(What to do) Find every line below that contains the word "GIBBWIN" and copy it out.

────────

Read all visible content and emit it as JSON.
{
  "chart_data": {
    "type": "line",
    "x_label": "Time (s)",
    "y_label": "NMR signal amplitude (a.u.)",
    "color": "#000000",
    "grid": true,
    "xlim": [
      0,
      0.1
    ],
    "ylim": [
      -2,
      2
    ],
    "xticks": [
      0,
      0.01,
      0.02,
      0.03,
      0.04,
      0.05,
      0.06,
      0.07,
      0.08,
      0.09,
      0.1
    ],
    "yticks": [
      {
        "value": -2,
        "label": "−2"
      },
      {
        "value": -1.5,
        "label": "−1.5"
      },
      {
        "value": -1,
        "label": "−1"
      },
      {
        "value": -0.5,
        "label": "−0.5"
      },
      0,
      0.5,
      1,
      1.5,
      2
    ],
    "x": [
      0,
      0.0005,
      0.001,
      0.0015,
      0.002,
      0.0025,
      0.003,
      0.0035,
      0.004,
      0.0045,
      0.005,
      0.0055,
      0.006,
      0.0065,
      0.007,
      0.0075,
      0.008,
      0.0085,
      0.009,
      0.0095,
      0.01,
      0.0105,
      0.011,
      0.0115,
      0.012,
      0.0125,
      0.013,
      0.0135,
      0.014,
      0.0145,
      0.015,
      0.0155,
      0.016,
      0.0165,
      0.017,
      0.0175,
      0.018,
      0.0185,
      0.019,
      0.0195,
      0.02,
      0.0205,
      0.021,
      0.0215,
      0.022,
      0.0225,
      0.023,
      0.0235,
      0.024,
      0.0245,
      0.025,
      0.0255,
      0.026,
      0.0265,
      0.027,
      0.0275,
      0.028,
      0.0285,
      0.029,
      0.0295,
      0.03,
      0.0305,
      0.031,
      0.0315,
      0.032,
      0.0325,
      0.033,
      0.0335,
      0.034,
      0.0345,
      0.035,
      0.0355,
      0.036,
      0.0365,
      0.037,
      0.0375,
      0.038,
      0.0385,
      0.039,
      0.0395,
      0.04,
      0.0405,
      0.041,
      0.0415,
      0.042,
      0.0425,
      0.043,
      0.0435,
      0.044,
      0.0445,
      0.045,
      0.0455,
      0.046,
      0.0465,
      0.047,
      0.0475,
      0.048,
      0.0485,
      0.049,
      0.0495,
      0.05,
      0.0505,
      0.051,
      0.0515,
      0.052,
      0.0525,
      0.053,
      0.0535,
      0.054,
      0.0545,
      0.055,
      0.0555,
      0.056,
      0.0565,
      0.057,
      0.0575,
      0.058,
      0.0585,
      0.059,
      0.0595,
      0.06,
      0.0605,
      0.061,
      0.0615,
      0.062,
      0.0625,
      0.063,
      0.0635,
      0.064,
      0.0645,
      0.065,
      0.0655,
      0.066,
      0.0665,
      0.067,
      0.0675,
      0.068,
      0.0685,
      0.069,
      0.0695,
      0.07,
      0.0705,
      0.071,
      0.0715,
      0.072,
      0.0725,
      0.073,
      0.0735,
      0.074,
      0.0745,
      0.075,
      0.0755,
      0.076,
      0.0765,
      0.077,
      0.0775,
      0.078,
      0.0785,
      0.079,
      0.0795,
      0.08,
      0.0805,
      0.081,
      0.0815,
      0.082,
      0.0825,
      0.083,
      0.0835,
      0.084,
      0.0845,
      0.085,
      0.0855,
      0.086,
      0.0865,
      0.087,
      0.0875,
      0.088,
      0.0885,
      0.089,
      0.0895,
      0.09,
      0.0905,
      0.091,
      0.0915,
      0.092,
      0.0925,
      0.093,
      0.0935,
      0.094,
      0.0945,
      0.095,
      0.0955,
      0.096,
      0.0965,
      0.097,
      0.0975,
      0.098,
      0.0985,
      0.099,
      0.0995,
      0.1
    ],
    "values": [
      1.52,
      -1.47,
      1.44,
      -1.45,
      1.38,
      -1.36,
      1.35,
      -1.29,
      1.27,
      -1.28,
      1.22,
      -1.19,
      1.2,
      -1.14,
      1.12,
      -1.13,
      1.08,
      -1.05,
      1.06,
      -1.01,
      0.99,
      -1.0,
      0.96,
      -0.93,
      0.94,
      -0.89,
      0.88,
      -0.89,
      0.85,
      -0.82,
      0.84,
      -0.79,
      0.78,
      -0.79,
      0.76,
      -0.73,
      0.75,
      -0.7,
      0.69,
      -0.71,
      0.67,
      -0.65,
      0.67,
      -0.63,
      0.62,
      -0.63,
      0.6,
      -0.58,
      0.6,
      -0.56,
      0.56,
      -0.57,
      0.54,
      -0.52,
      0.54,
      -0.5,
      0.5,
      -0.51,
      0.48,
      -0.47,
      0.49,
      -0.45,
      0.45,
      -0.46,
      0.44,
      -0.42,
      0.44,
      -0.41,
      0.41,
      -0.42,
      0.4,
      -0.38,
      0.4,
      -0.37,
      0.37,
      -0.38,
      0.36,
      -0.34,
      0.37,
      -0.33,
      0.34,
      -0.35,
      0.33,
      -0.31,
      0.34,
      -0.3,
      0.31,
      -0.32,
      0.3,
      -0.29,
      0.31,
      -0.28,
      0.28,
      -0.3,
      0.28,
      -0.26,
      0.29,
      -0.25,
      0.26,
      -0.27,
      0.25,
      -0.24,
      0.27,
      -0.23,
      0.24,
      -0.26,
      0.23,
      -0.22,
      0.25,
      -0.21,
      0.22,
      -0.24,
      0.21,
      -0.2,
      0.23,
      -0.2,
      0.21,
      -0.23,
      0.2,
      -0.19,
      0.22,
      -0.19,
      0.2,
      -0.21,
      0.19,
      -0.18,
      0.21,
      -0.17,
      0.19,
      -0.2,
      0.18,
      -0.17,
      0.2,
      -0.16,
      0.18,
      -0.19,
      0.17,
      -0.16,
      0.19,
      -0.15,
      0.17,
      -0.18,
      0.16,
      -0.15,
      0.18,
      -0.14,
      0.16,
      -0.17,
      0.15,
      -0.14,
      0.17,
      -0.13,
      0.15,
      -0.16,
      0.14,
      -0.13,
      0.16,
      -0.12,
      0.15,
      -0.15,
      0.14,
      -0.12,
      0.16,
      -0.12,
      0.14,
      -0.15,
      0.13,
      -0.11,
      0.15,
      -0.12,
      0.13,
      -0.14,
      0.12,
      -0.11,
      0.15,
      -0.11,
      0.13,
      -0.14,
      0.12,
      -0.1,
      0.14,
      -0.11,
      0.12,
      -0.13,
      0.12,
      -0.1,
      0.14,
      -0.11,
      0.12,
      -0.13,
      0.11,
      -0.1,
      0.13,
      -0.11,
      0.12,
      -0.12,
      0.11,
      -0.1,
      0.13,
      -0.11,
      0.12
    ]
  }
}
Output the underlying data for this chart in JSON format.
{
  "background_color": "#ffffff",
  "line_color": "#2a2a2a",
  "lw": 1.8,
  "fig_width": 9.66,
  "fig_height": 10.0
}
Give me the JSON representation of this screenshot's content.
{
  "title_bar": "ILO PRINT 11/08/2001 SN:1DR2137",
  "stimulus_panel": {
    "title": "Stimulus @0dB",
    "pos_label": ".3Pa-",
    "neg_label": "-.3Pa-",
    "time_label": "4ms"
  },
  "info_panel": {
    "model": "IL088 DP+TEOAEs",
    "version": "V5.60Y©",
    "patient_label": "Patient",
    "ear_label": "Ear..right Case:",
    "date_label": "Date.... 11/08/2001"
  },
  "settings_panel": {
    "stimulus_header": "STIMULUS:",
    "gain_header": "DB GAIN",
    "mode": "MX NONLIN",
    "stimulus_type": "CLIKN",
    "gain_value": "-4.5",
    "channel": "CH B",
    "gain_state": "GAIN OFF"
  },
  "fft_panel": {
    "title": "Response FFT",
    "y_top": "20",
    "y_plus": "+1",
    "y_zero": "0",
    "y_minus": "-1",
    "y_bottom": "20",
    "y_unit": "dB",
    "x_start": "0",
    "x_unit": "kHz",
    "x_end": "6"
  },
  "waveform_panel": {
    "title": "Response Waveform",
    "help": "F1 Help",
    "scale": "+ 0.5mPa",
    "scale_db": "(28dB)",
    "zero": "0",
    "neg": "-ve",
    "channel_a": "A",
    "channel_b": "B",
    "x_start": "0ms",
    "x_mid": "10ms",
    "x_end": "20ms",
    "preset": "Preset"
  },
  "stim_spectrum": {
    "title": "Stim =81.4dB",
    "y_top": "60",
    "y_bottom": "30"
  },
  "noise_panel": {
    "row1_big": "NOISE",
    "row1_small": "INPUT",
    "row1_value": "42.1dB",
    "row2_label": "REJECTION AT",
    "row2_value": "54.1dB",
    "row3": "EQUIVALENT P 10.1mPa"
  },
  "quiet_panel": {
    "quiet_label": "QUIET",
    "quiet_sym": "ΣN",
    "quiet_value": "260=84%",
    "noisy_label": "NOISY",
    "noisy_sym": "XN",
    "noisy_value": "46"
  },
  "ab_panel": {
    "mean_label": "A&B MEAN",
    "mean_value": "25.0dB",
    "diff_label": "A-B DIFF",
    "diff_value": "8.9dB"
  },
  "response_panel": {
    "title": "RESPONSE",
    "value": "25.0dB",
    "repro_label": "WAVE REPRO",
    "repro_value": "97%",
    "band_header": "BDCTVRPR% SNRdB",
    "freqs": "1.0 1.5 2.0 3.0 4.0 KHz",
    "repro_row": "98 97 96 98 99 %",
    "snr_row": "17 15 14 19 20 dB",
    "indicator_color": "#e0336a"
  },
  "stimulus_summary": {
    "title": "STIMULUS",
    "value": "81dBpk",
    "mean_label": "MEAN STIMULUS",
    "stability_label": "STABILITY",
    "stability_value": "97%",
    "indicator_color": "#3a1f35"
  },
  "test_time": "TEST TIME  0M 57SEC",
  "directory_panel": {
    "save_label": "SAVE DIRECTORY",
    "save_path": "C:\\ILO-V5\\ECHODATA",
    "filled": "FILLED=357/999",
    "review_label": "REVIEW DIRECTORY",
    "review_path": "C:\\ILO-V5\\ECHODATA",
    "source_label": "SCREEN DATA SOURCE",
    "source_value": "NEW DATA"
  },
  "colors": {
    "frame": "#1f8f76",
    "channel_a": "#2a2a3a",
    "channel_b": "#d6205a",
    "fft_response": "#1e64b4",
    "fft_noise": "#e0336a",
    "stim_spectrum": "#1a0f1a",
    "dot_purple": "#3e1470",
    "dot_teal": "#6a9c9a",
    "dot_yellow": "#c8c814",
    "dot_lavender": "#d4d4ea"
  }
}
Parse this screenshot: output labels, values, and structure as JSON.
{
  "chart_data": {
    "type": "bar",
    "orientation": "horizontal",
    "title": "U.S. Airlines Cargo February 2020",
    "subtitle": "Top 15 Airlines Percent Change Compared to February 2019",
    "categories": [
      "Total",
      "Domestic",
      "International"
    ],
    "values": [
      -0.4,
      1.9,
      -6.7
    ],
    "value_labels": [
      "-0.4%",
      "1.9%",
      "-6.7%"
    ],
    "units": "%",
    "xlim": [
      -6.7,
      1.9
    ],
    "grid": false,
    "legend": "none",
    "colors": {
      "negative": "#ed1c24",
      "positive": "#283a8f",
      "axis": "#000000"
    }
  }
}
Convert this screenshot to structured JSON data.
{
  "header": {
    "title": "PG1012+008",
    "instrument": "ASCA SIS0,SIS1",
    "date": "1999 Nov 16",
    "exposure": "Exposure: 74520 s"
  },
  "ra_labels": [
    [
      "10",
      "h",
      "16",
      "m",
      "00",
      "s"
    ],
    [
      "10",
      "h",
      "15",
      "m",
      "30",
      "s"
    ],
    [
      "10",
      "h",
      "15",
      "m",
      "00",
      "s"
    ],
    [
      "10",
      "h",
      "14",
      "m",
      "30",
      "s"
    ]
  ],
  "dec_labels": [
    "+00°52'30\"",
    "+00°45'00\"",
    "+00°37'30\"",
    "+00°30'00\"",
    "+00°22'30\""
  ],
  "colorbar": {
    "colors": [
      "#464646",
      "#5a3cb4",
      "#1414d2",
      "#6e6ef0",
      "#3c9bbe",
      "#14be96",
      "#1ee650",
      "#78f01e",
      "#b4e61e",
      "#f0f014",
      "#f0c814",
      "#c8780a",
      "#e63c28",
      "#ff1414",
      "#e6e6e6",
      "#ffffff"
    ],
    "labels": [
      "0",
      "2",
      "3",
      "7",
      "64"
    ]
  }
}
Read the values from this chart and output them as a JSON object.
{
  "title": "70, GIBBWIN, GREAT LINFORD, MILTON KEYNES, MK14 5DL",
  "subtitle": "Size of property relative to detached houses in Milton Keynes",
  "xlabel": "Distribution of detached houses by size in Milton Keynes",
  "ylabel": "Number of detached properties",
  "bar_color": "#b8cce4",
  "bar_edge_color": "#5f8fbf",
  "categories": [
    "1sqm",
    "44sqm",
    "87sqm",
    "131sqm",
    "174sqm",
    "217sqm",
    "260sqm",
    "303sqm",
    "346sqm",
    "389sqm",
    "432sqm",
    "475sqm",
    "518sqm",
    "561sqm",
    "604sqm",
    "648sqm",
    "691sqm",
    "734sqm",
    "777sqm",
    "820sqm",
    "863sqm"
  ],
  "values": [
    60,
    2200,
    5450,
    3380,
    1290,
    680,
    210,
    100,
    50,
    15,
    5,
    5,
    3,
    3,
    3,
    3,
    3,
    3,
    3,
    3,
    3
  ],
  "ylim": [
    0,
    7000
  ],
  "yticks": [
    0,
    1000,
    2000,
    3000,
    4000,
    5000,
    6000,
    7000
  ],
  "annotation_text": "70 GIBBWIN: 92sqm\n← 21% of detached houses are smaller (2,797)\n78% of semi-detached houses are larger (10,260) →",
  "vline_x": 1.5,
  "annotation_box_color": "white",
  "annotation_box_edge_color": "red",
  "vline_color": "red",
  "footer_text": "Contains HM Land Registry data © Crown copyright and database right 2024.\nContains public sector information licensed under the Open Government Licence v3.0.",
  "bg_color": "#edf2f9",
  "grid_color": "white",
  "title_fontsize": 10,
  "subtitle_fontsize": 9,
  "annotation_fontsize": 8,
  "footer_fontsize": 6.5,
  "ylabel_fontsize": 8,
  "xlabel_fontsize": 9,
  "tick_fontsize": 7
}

────────

(Result of this exercise)
  "title": "70, GIBBWIN, GREAT LINFORD, MILTON KEYNES, MK14 5DL",
  "annotation_text": "70 GIBBWIN: 92sqm\n← 21% of detached houses are smaller (2,797)\n78% of semi-detached houses are larger (10,260) →",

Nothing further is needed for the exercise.